* Written instruction *
Exactly repeat the material, dropping only the pictures.

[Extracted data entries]
● ● ● ● ● ● ●
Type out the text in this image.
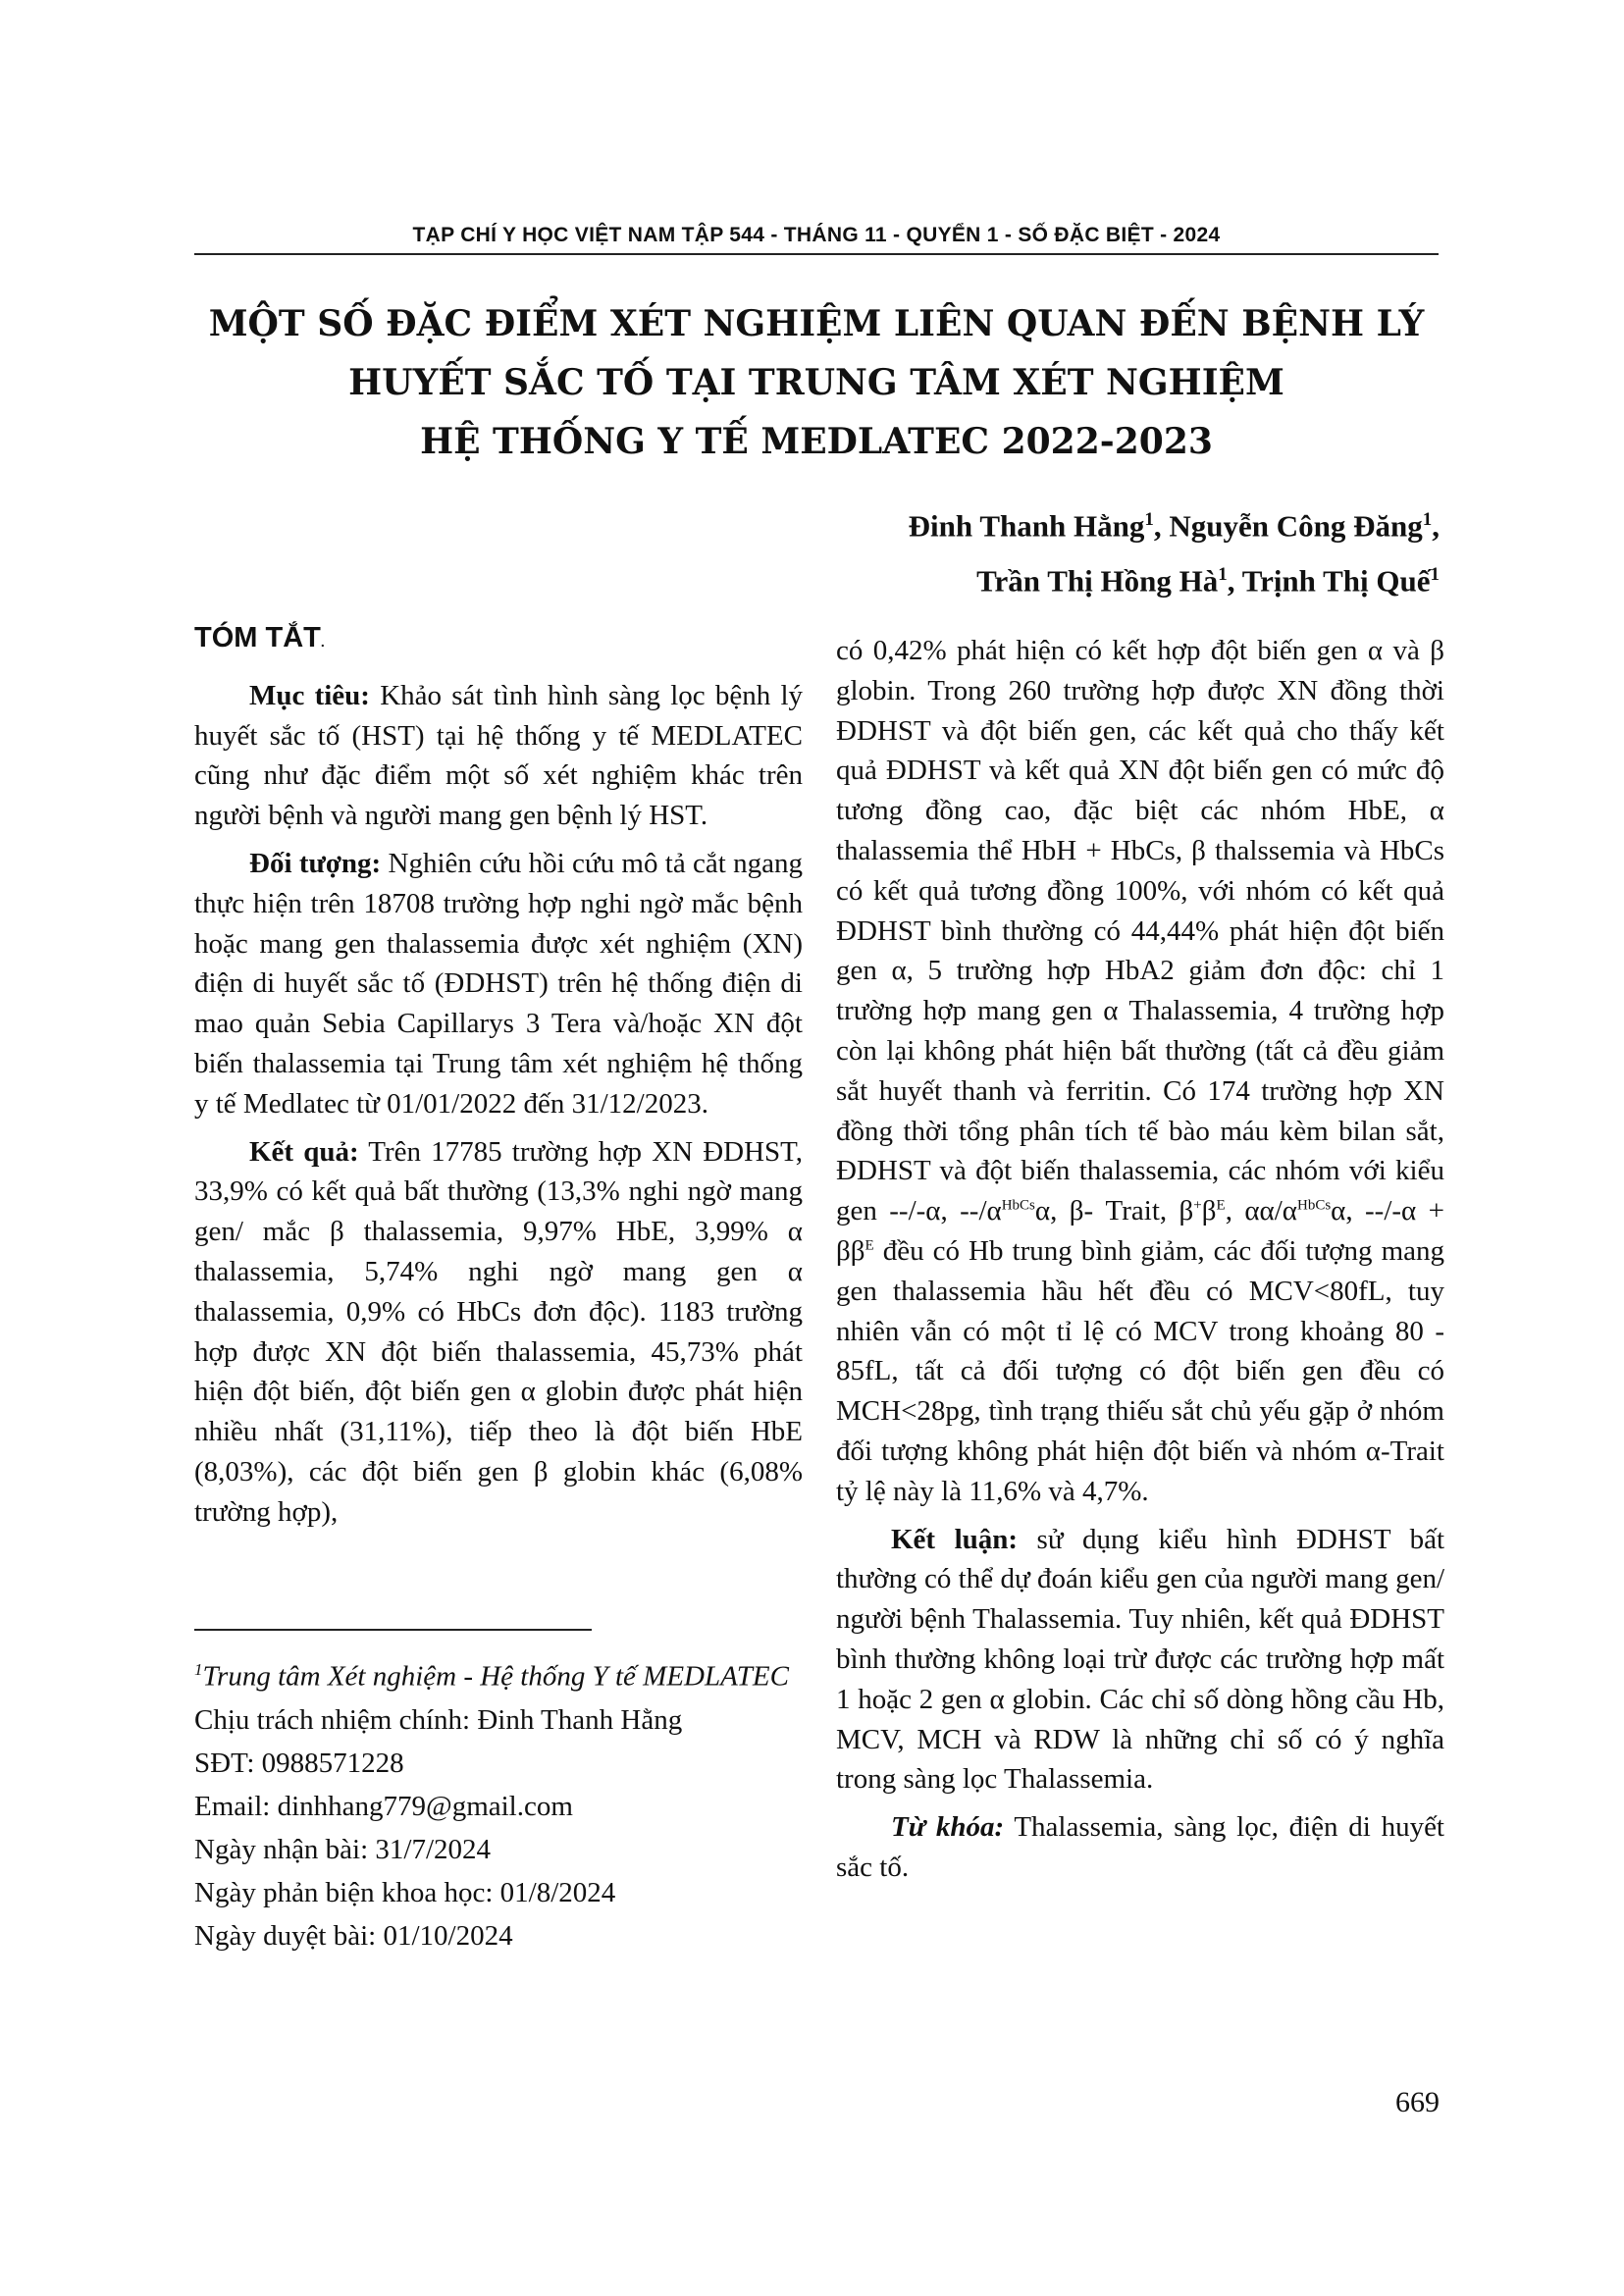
TẠP CHÍ Y HỌC VIỆT NAM TẬP 544 - THÁNG 11 - QUYỂN 1 - SỐ ĐẶC BIỆT - 2024
MỘT SỐ ĐẶC ĐIỂM XÉT NGHIỆM LIÊN QUAN ĐẾN BỆNH LÝ
HUYẾT SẮC TỐ TẠI TRUNG TÂM XÉT NGHIỆM
HỆ THỐNG Y TẾ MEDLATEC 2022-2023
Đinh Thanh Hằng$^1$, Nguyễn Công Đăng$^1$,
Trần Thị Hồng $Hà^1$, Trịnh Thị Quế$^1$
TÓM TẮT.

Mục tiêu: Khảo sát tình hình sàng lọc bệnh lý huyết sắc tố (HST) tại hệ thống y tế MEDLATEC cũng như đặc điểm một số xét nghiệm khác trên người bệnh và người mang gen bệnh lý HST.

Đối tượng: Nghiên cứu hồi cứu mô tả cắt ngang thực hiện trên 18708 trường hợp nghi ngờ mắc bệnh hoặc mang gen thalassemia được xét nghiệm (XN) điện di huyết sắc tố (ĐDHST) trên hệ thống điện di mao quản Sebia Capillarys 3 Tera và/hoặc XN đột biến thalassemia tại Trung tâm xét nghiệm hệ thống y tế Medlatec từ 01/01/2022 đến 31/12/2023.

Kết quả: Trên 17785 trường hợp XN ĐDHST, 33,9% có kết quả bất thường (13,3% nghi ngờ mang gen/ mắc β thalassemia, 9,97% HbE, 3,99% α thalassemia, 5,74% nghi ngờ mang gen α thalassemia, 0,9% có HbCs đơn độc). 1183 trường hợp được XN đột biến thalassemia, 45,73% phát hiện đột biến, đột biến gen α globin được phát hiện nhiều nhất (31,11%), tiếp theo là đột biến HbE (8,03%), các đột biến gen β globin khác (6,08% trường hợp),

$^1$Trung tâm Xét nghiệm - Hệ thống Y tế MEDLATEC
Chịu trách nhiệm chính: Đinh Thanh Hằng
SĐT: 0988571228
Email: dinhhang779@gmail.com
Ngày nhận bài: 31/7/2024
Ngày phản biện khoa học: 01/8/2024
Ngày duyệt bài: 01/10/2024

có 0,42% phát hiện có kết hợp đột biến gen α và β globin. Trong 260 trường hợp được XN đồng thời ĐDHST và đột biến gen, các kết quả cho thấy kết quả ĐDHST và kết quả XN đột biến gen có mức độ tương đồng cao, đặc biệt các nhóm HbE, α thalassemia thể HbH + HbCs, β thalssemia và HbCs có kết quả tương đồng 100%, với nhóm có kết quả ĐDHST bình thường có 44,44% phát hiện đột biến gen α, 5 trường hợp HbA2 giảm đơn độc: chỉ 1 trường hợp mang gen α Thalassemia, 4 trường hợp còn lại không phát hiện bất thường (tất cả đều giảm sắt huyết thanh và ferritin. Có 174 trường hợp XN đồng thời tổng phân tích tế bào máu kèm bilan sắt, ĐDHST và đột biến thalassemia, các nhóm với kiểu gen --/-α, $--/\alpha^{HbCs}\alpha$, β- Trait, $\beta^+\beta^E$, $\alpha\alpha/\alpha^{HbCs}\alpha$, $--/-\alpha + \beta\beta^E$ đều có Hb trung bình giảm, các đối tượng mang gen thalassemia hầu hết đều có MCV<80fL, tuy nhiên vẫn có một tỉ lệ có MCV trong khoảng 80 - 85fL, tất cả đối tượng có đột biến gen đều có MCH<28pg, tình trạng thiếu sắt chủ yếu gặp ở nhóm đối tượng không phát hiện đột biến và nhóm α-Trait tỷ lệ này là 11,6% và 4,7%.

Kết luận: sử dụng kiểu hình ĐDHST bất thường có thể dự đoán kiểu gen của người mang gen/ người bệnh Thalassemia. Tuy nhiên, kết quả ĐDHST bình thường không loại trừ được các trường hợp mất 1 hoặc 2 gen α globin. Các chỉ số dòng hồng cầu Hb, MCV, MCH và RDW là những chỉ số có ý nghĩa trong sàng lọc Thalassemia.

Từ khóa: Thalassemia, sàng lọc, điện di huyết sắc tố.

669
● ● ● ● ● ● ●
* Finished task *
Type out the text in this image.
TẠP CHÍ Y HỌC VIỆT NAM TẬP 544 - THÁNG 11 - QUYỂN 1 - SỐ ĐẶC BIỆT - 2024
MỘT SỐ ĐẶC ĐIỂM XÉT NGHIỆM LIÊN QUAN ĐẾN BỆNH LÝ
HUYẾT SẮC TỐ TẠI TRUNG TÂM XÉT NGHIỆM
HỆ THỐNG Y TẾ MEDLATEC 2022-2023
Đinh Thanh Hằng$^1$, Nguyễn Công Đăng$^1$,
Trần Thị Hồng $Hà^1$, Trịnh Thị Quế$^1$
TÓM TẮT.

Mục tiêu: Khảo sát tình hình sàng lọc bệnh lý huyết sắc tố (HST) tại hệ thống y tế MEDLATEC cũng như đặc điểm một số xét nghiệm khác trên người bệnh và người mang gen bệnh lý HST.

Đối tượng: Nghiên cứu hồi cứu mô tả cắt ngang thực hiện trên 18708 trường hợp nghi ngờ mắc bệnh hoặc mang gen thalassemia được xét nghiệm (XN) điện di huyết sắc tố (ĐDHST) trên hệ thống điện di mao quản Sebia Capillarys 3 Tera và/hoặc XN đột biến thalassemia tại Trung tâm xét nghiệm hệ thống y tế Medlatec từ 01/01/2022 đến 31/12/2023.

Kết quả: Trên 17785 trường hợp XN ĐDHST, 33,9% có kết quả bất thường (13,3% nghi ngờ mang gen/ mắc β thalassemia, 9,97% HbE, 3,99% α thalassemia, 5,74% nghi ngờ mang gen α thalassemia, 0,9% có HbCs đơn độc). 1183 trường hợp được XN đột biến thalassemia, 45,73% phát hiện đột biến, đột biến gen α globin được phát hiện nhiều nhất (31,11%), tiếp theo là đột biến HbE (8,03%), các đột biến gen β globin khác (6,08% trường hợp),

$^1$Trung tâm Xét nghiệm - Hệ thống Y tế MEDLATEC
Chịu trách nhiệm chính: Đinh Thanh Hằng
SĐT: 0988571228
Email: dinhhang779@gmail.com
Ngày nhận bài: 31/7/2024
Ngày phản biện khoa học: 01/8/2024
Ngày duyệt bài: 01/10/2024

có 0,42% phát hiện có kết hợp đột biến gen α và β globin. Trong 260 trường hợp được XN đồng thời ĐDHST và đột biến gen, các kết quả cho thấy kết quả ĐDHST và kết quả XN đột biến gen có mức độ tương đồng cao, đặc biệt các nhóm HbE, α thalassemia thể HbH + HbCs, β thalssemia và HbCs có kết quả tương đồng 100%, với nhóm có kết quả ĐDHST bình thường có 44,44% phát hiện đột biến gen α, 5 trường hợp HbA2 giảm đơn độc: chỉ 1 trường hợp mang gen α Thalassemia, 4 trường hợp còn lại không phát hiện bất thường (tất cả đều giảm sắt huyết thanh và ferritin. Có 174 trường hợp XN đồng thời tổng phân tích tế bào máu kèm bilan sắt, ĐDHST và đột biến thalassemia, các nhóm với kiểu gen --/-α, $--/\alpha^{HbCs}\alpha$, β- Trait, $\beta^+\beta^E$, $\alpha\alpha/\alpha^{HbCs}\alpha$, $--/-\alpha + \beta\beta^E$ đều có Hb trung bình giảm, các đối tượng mang gen thalassemia hầu hết đều có MCV<80fL, tuy nhiên vẫn có một tỉ lệ có MCV trong khoảng 80 - 85fL, tất cả đối tượng có đột biến gen đều có MCH<28pg, tình trạng thiếu sắt chủ yếu gặp ở nhóm đối tượng không phát hiện đột biến và nhóm α-Trait tỷ lệ này là 11,6% và 4,7%.

Kết luận: sử dụng kiểu hình ĐDHST bất thường có thể dự đoán kiểu gen của người mang gen/ người bệnh Thalassemia. Tuy nhiên, kết quả ĐDHST bình thường không loại trừ được các trường hợp mất 1 hoặc 2 gen α globin. Các chỉ số dòng hồng cầu Hb, MCV, MCH và RDW là những chỉ số có ý nghĩa trong sàng lọc Thalassemia.

Từ khóa: Thalassemia, sàng lọc, điện di huyết sắc tố.

669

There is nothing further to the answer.